**Written problem**:
Your task is to give the listing below back word for word, pictures excluded.
(begin)
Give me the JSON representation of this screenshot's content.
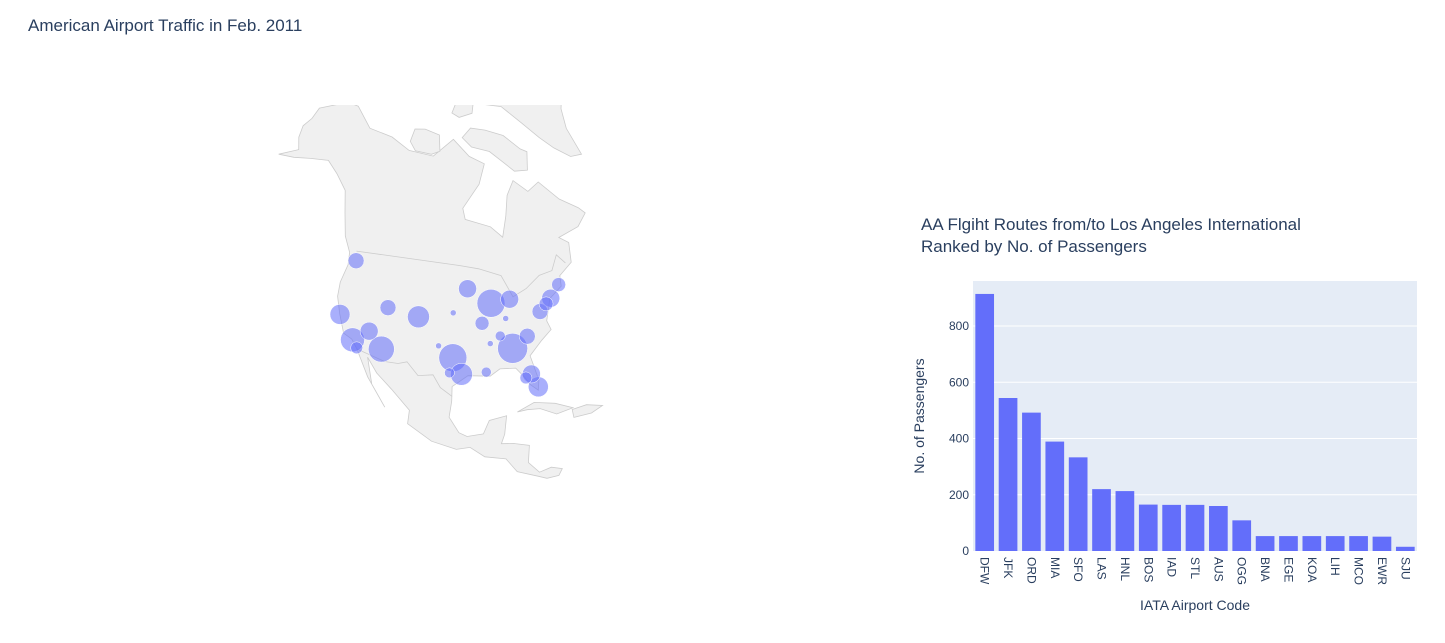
{
  "map": {
    "title": "American Airport Traffic in Feb. 2011"
  },
  "bar": {
    "title_line1": "AA Flgiht Routes from/to Los Angeles International",
    "title_line2": "Ranked by No. of Passengers"
  },
  "colors": {
    "bar": "#636efa",
    "plot_bg": "#e5ecf6",
    "land": "#f0f0f0",
    "coast": "#cccccc",
    "bubble": "#636efa",
    "text": "#2a3f5f"
  },
  "chart_data": [
    {
      "type": "scatter",
      "subtype": "bubble-map",
      "title": "American Airport Traffic in Feb. 2011",
      "projection": "orthographic",
      "points": [
        {
          "lon": -118.4,
          "lat": 33.9,
          "size": 12
        },
        {
          "lon": -122.4,
          "lat": 37.6,
          "size": 10
        },
        {
          "lon": -122.3,
          "lat": 47.4,
          "size": 8
        },
        {
          "lon": -112.0,
          "lat": 33.4,
          "size": 13
        },
        {
          "lon": -104.7,
          "lat": 39.9,
          "size": 11
        },
        {
          "lon": -97.0,
          "lat": 32.9,
          "size": 14
        },
        {
          "lon": -95.3,
          "lat": 29.9,
          "size": 11
        },
        {
          "lon": -87.9,
          "lat": 42.0,
          "size": 14
        },
        {
          "lon": -84.4,
          "lat": 33.6,
          "size": 15
        },
        {
          "lon": -80.3,
          "lat": 25.8,
          "size": 10
        },
        {
          "lon": -73.8,
          "lat": 40.6,
          "size": 9
        },
        {
          "lon": -71.0,
          "lat": 42.4,
          "size": 7
        },
        {
          "lon": -93.2,
          "lat": 44.9,
          "size": 9
        },
        {
          "lon": -83.4,
          "lat": 42.2,
          "size": 9
        },
        {
          "lon": -90.4,
          "lat": 38.7,
          "size": 7
        },
        {
          "lon": -81.3,
          "lat": 28.4,
          "size": 9
        },
        {
          "lon": -115.2,
          "lat": 36.1,
          "size": 9
        },
        {
          "lon": -111.9,
          "lat": 40.8,
          "size": 8
        },
        {
          "lon": -77.0,
          "lat": 38.9,
          "size": 8
        },
        {
          "lon": -75.2,
          "lat": 39.9,
          "size": 7
        },
        {
          "lon": -80.9,
          "lat": 35.2,
          "size": 8
        },
        {
          "lon": -86.7,
          "lat": 36.1,
          "size": 5
        },
        {
          "lon": -97.7,
          "lat": 30.2,
          "size": 5
        },
        {
          "lon": -90.3,
          "lat": 30.0,
          "size": 5
        },
        {
          "lon": -96.8,
          "lat": 40.8,
          "size": 3
        },
        {
          "lon": -100.0,
          "lat": 35.0,
          "size": 3
        },
        {
          "lon": -89.0,
          "lat": 35.0,
          "size": 3
        },
        {
          "lon": -85.0,
          "lat": 39.0,
          "size": 3
        },
        {
          "lon": -82.5,
          "lat": 27.9,
          "size": 6
        },
        {
          "lon": -117.2,
          "lat": 32.7,
          "size": 6
        }
      ]
    },
    {
      "type": "bar",
      "title": "AA Flgiht Routes from/to Los Angeles International Ranked by No. of Passengers",
      "xlabel": "IATA Airport Code",
      "ylabel": "No. of Passengers",
      "categories": [
        "DFW",
        "JFK",
        "ORD",
        "MIA",
        "SFO",
        "LAS",
        "HNL",
        "BOS",
        "IAD",
        "STL",
        "AUS",
        "OGG",
        "BNA",
        "EGE",
        "KOA",
        "LIH",
        "MCO",
        "EWR",
        "SJU"
      ],
      "values": [
        914,
        544,
        492,
        389,
        333,
        220,
        213,
        165,
        164,
        164,
        160,
        109,
        53,
        53,
        53,
        53,
        53,
        51,
        15
      ],
      "ylim": [
        0,
        960
      ],
      "yticks": [
        0,
        200,
        400,
        600,
        800
      ],
      "grid": true
    }
  ]
}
(end)
**Full response**:
Give me the JSON representation of this screenshot's content.
{
  "map": {
    "title": "American Airport Traffic in Feb. 2011"
  },
  "bar": {
    "title_line1": "AA Flgiht Routes from/to Los Angeles International",
    "title_line2": "Ranked by No. of Passengers"
  },
  "colors": {
    "bar": "#636efa",
    "plot_bg": "#e5ecf6",
    "land": "#f0f0f0",
    "coast": "#cccccc",
    "bubble": "#636efa",
    "text": "#2a3f5f"
  },
  "chart_data": [
    {
      "type": "scatter",
      "subtype": "bubble-map",
      "title": "American Airport Traffic in Feb. 2011",
      "projection": "orthographic",
      "points": [
        {
          "lon": -118.4,
          "lat": 33.9,
          "size": 12
        },
        {
          "lon": -122.4,
          "lat": 37.6,
          "size": 10
        },
        {
          "lon": -122.3,
          "lat": 47.4,
          "size": 8
        },
        {
          "lon": -112.0,
          "lat": 33.4,
          "size": 13
        },
        {
          "lon": -104.7,
          "lat": 39.9,
          "size": 11
        },
        {
          "lon": -97.0,
          "lat": 32.9,
          "size": 14
        },
        {
          "lon": -95.3,
          "lat": 29.9,
          "size": 11
        },
        {
          "lon": -87.9,
          "lat": 42.0,
          "size": 14
        },
        {
          "lon": -84.4,
          "lat": 33.6,
          "size": 15
        },
        {
          "lon": -80.3,
          "lat": 25.8,
          "size": 10
        },
        {
          "lon": -73.8,
          "lat": 40.6,
          "size": 9
        },
        {
          "lon": -71.0,
          "lat": 42.4,
          "size": 7
        },
        {
          "lon": -93.2,
          "lat": 44.9,
          "size": 9
        },
        {
          "lon": -83.4,
          "lat": 42.2,
          "size": 9
        },
        {
          "lon": -90.4,
          "lat": 38.7,
          "size": 7
        },
        {
          "lon": -81.3,
          "lat": 28.4,
          "size": 9
        },
        {
          "lon": -115.2,
          "lat": 36.1,
          "size": 9
        },
        {
          "lon": -111.9,
          "lat": 40.8,
          "size": 8
        },
        {
          "lon": -77.0,
          "lat": 38.9,
          "size": 8
        },
        {
          "lon": -75.2,
          "lat": 39.9,
          "size": 7
        },
        {
          "lon": -80.9,
          "lat": 35.2,
          "size": 8
        },
        {
          "lon": -86.7,
          "lat": 36.1,
          "size": 5
        },
        {
          "lon": -97.7,
          "lat": 30.2,
          "size": 5
        },
        {
          "lon": -90.3,
          "lat": 30.0,
          "size": 5
        },
        {
          "lon": -96.8,
          "lat": 40.8,
          "size": 3
        },
        {
          "lon": -100.0,
          "lat": 35.0,
          "size": 3
        },
        {
          "lon": -89.0,
          "lat": 35.0,
          "size": 3
        },
        {
          "lon": -85.0,
          "lat": 39.0,
          "size": 3
        },
        {
          "lon": -82.5,
          "lat": 27.9,
          "size": 6
        },
        {
          "lon": -117.2,
          "lat": 32.7,
          "size": 6
        }
      ]
    },
    {
      "type": "bar",
      "title": "AA Flgiht Routes from/to Los Angeles International Ranked by No. of Passengers",
      "xlabel": "IATA Airport Code",
      "ylabel": "No. of Passengers",
      "categories": [
        "DFW",
        "JFK",
        "ORD",
        "MIA",
        "SFO",
        "LAS",
        "HNL",
        "BOS",
        "IAD",
        "STL",
        "AUS",
        "OGG",
        "BNA",
        "EGE",
        "KOA",
        "LIH",
        "MCO",
        "EWR",
        "SJU"
      ],
      "values": [
        914,
        544,
        492,
        389,
        333,
        220,
        213,
        165,
        164,
        164,
        160,
        109,
        53,
        53,
        53,
        53,
        53,
        51,
        15
      ],
      "ylim": [
        0,
        960
      ],
      "yticks": [
        0,
        200,
        400,
        600,
        800
      ],
      "grid": true
    }
  ]
}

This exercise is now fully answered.